What this task involves — Copy out the entries below in full and exactly.

Data entries —
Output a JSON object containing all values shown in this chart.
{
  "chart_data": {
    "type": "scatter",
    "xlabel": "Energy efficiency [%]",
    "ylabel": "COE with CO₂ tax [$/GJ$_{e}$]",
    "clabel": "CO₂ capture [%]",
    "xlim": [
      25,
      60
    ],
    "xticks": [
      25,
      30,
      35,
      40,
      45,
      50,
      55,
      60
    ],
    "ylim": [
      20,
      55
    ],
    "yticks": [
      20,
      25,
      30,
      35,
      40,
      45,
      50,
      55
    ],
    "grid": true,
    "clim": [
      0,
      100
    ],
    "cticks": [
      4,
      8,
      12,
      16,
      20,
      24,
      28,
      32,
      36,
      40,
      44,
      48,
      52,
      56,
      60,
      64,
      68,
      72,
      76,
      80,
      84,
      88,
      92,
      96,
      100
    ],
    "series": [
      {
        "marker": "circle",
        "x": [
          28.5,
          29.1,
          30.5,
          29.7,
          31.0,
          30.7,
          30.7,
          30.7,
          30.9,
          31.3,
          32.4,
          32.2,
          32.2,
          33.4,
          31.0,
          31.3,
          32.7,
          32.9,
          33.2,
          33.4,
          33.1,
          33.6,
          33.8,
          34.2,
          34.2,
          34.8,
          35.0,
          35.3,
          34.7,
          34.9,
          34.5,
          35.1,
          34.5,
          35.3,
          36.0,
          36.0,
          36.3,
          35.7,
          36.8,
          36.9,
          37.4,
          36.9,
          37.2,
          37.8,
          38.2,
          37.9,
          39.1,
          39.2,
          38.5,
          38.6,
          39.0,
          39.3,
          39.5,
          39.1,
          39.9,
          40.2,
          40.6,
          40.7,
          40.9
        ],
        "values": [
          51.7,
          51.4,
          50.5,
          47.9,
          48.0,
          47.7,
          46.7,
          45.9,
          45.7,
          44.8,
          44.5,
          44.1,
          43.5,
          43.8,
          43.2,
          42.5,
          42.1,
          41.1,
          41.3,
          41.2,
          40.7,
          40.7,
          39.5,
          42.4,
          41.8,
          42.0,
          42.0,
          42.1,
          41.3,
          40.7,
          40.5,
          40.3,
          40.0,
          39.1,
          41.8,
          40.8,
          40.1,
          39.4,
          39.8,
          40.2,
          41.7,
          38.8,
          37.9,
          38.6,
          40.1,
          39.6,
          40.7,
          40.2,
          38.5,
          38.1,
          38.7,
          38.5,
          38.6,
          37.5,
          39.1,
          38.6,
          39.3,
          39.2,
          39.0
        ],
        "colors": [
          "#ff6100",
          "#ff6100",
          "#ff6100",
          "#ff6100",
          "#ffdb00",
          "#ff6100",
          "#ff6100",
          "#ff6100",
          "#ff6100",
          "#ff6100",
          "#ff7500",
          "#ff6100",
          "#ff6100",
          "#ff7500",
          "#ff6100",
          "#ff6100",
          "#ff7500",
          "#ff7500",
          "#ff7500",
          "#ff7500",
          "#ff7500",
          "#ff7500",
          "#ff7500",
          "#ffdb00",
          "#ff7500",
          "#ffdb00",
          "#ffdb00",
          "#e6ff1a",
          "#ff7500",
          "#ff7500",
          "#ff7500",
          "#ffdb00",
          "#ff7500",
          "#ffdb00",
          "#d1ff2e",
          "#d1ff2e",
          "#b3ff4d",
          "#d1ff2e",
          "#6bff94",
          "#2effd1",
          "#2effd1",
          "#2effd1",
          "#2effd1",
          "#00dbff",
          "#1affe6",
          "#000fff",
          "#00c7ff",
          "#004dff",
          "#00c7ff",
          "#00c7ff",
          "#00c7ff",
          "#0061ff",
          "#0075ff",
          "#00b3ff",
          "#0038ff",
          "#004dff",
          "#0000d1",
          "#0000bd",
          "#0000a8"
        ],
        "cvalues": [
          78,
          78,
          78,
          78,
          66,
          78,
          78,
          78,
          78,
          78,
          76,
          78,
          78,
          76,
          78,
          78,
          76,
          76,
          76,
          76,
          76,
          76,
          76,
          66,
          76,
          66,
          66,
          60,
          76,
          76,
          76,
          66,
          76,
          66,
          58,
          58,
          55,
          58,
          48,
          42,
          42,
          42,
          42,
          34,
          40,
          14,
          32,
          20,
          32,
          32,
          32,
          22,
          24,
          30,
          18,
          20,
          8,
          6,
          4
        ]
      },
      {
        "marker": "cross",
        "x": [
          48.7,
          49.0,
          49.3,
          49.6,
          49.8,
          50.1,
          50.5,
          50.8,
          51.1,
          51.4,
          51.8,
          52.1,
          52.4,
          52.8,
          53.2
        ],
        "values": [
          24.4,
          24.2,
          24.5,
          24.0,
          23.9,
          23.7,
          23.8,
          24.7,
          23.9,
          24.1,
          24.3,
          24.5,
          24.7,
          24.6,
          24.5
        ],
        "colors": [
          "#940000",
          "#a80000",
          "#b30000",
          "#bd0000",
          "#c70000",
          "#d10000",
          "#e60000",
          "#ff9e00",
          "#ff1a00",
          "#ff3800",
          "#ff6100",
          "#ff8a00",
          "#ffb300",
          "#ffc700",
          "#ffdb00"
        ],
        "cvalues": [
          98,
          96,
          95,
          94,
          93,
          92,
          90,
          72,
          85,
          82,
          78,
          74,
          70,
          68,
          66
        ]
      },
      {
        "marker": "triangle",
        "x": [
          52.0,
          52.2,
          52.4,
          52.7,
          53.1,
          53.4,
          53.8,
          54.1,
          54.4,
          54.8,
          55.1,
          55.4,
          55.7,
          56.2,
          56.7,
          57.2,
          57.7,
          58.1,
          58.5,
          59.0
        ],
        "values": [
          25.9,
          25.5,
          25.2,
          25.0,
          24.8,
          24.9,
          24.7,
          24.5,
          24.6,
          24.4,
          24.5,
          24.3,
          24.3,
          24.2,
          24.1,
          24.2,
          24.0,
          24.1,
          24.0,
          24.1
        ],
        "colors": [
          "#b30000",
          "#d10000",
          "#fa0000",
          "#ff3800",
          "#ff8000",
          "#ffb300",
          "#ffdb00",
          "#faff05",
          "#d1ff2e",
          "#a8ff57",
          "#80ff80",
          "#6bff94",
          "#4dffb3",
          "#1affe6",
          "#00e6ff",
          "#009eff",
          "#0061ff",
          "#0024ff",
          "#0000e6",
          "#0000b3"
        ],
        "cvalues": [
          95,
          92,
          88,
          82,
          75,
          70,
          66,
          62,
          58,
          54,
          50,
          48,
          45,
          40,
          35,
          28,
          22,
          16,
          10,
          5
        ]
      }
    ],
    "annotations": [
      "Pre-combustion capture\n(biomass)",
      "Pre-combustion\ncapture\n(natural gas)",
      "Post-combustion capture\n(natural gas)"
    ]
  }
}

Result for this exercise —
Output a JSON object containing all values shown in this chart.
{
  "chart_data": {
    "type": "scatter",
    "xlabel": "Energy efficiency [%]",
    "ylabel": "COE with CO₂ tax [$/GJ$_{e}$]",
    "clabel": "CO₂ capture [%]",
    "xlim": [
      25,
      60
    ],
    "xticks": [
      25,
      30,
      35,
      40,
      45,
      50,
      55,
      60
    ],
    "ylim": [
      20,
      55
    ],
    "yticks": [
      20,
      25,
      30,
      35,
      40,
      45,
      50,
      55
    ],
    "grid": true,
    "clim": [
      0,
      100
    ],
    "cticks": [
      4,
      8,
      12,
      16,
      20,
      24,
      28,
      32,
      36,
      40,
      44,
      48,
      52,
      56,
      60,
      64,
      68,
      72,
      76,
      80,
      84,
      88,
      92,
      96,
      100
    ],
    "series": [
      {
        "marker": "circle",
        "x": [
          28.5,
          29.1,
          30.5,
          29.7,
          31.0,
          30.7,
          30.7,
          30.7,
          30.9,
          31.3,
          32.4,
          32.2,
          32.2,
          33.4,
          31.0,
          31.3,
          32.7,
          32.9,
          33.2,
          33.4,
          33.1,
          33.6,
          33.8,
          34.2,
          34.2,
          34.8,
          35.0,
          35.3,
          34.7,
          34.9,
          34.5,
          35.1,
          34.5,
          35.3,
          36.0,
          36.0,
          36.3,
          35.7,
          36.8,
          36.9,
          37.4,
          36.9,
          37.2,
          37.8,
          38.2,
          37.9,
          39.1,
          39.2,
          38.5,
          38.6,
          39.0,
          39.3,
          39.5,
          39.1,
          39.9,
          40.2,
          40.6,
          40.7,
          40.9
        ],
        "values": [
          51.7,
          51.4,
          50.5,
          47.9,
          48.0,
          47.7,
          46.7,
          45.9,
          45.7,
          44.8,
          44.5,
          44.1,
          43.5,
          43.8,
          43.2,
          42.5,
          42.1,
          41.1,
          41.3,
          41.2,
          40.7,
          40.7,
          39.5,
          42.4,
          41.8,
          42.0,
          42.0,
          42.1,
          41.3,
          40.7,
          40.5,
          40.3,
          40.0,
          39.1,
          41.8,
          40.8,
          40.1,
          39.4,
          39.8,
          40.2,
          41.7,
          38.8,
          37.9,
          38.6,
          40.1,
          39.6,
          40.7,
          40.2,
          38.5,
          38.1,
          38.7,
          38.5,
          38.6,
          37.5,
          39.1,
          38.6,
          39.3,
          39.2,
          39.0
        ],
        "colors": [
          "#ff6100",
          "#ff6100",
          "#ff6100",
          "#ff6100",
          "#ffdb00",
          "#ff6100",
          "#ff6100",
          "#ff6100",
          "#ff6100",
          "#ff6100",
          "#ff7500",
          "#ff6100",
          "#ff6100",
          "#ff7500",
          "#ff6100",
          "#ff6100",
          "#ff7500",
          "#ff7500",
          "#ff7500",
          "#ff7500",
          "#ff7500",
          "#ff7500",
          "#ff7500",
          "#ffdb00",
          "#ff7500",
          "#ffdb00",
          "#ffdb00",
          "#e6ff1a",
          "#ff7500",
          "#ff7500",
          "#ff7500",
          "#ffdb00",
          "#ff7500",
          "#ffdb00",
          "#d1ff2e",
          "#d1ff2e",
          "#b3ff4d",
          "#d1ff2e",
          "#6bff94",
          "#2effd1",
          "#2effd1",
          "#2effd1",
          "#2effd1",
          "#00dbff",
          "#1affe6",
          "#000fff",
          "#00c7ff",
          "#004dff",
          "#00c7ff",
          "#00c7ff",
          "#00c7ff",
          "#0061ff",
          "#0075ff",
          "#00b3ff",
          "#0038ff",
          "#004dff",
          "#0000d1",
          "#0000bd",
          "#0000a8"
        ],
        "cvalues": [
          78,
          78,
          78,
          78,
          66,
          78,
          78,
          78,
          78,
          78,
          76,
          78,
          78,
          76,
          78,
          78,
          76,
          76,
          76,
          76,
          76,
          76,
          76,
          66,
          76,
          66,
          66,
          60,
          76,
          76,
          76,
          66,
          76,
          66,
          58,
          58,
          55,
          58,
          48,
          42,
          42,
          42,
          42,
          34,
          40,
          14,
          32,
          20,
          32,
          32,
          32,
          22,
          24,
          30,
          18,
          20,
          8,
          6,
          4
        ]
      },
      {
        "marker": "cross",
        "x": [
          48.7,
          49.0,
          49.3,
          49.6,
          49.8,
          50.1,
          50.5,
          50.8,
          51.1,
          51.4,
          51.8,
          52.1,
          52.4,
          52.8,
          53.2
        ],
        "values": [
          24.4,
          24.2,
          24.5,
          24.0,
          23.9,
          23.7,
          23.8,
          24.7,
          23.9,
          24.1,
          24.3,
          24.5,
          24.7,
          24.6,
          24.5
        ],
        "colors": [
          "#940000",
          "#a80000",
          "#b30000",
          "#bd0000",
          "#c70000",
          "#d10000",
          "#e60000",
          "#ff9e00",
          "#ff1a00",
          "#ff3800",
          "#ff6100",
          "#ff8a00",
          "#ffb300",
          "#ffc700",
          "#ffdb00"
        ],
        "cvalues": [
          98,
          96,
          95,
          94,
          93,
          92,
          90,
          72,
          85,
          82,
          78,
          74,
          70,
          68,
          66
        ]
      },
      {
        "marker": "triangle",
        "x": [
          52.0,
          52.2,
          52.4,
          52.7,
          53.1,
          53.4,
          53.8,
          54.1,
          54.4,
          54.8,
          55.1,
          55.4,
          55.7,
          56.2,
          56.7,
          57.2,
          57.7,
          58.1,
          58.5,
          59.0
        ],
        "values": [
          25.9,
          25.5,
          25.2,
          25.0,
          24.8,
          24.9,
          24.7,
          24.5,
          24.6,
          24.4,
          24.5,
          24.3,
          24.3,
          24.2,
          24.1,
          24.2,
          24.0,
          24.1,
          24.0,
          24.1
        ],
        "colors": [
          "#b30000",
          "#d10000",
          "#fa0000",
          "#ff3800",
          "#ff8000",
          "#ffb300",
          "#ffdb00",
          "#faff05",
          "#d1ff2e",
          "#a8ff57",
          "#80ff80",
          "#6bff94",
          "#4dffb3",
          "#1affe6",
          "#00e6ff",
          "#009eff",
          "#0061ff",
          "#0024ff",
          "#0000e6",
          "#0000b3"
        ],
        "cvalues": [
          95,
          92,
          88,
          82,
          75,
          70,
          66,
          62,
          58,
          54,
          50,
          48,
          45,
          40,
          35,
          28,
          22,
          16,
          10,
          5
        ]
      }
    ],
    "annotations": [
      "Pre-combustion capture\n(biomass)",
      "Pre-combustion\ncapture\n(natural gas)",
      "Post-combustion capture\n(natural gas)"
    ]
  }
}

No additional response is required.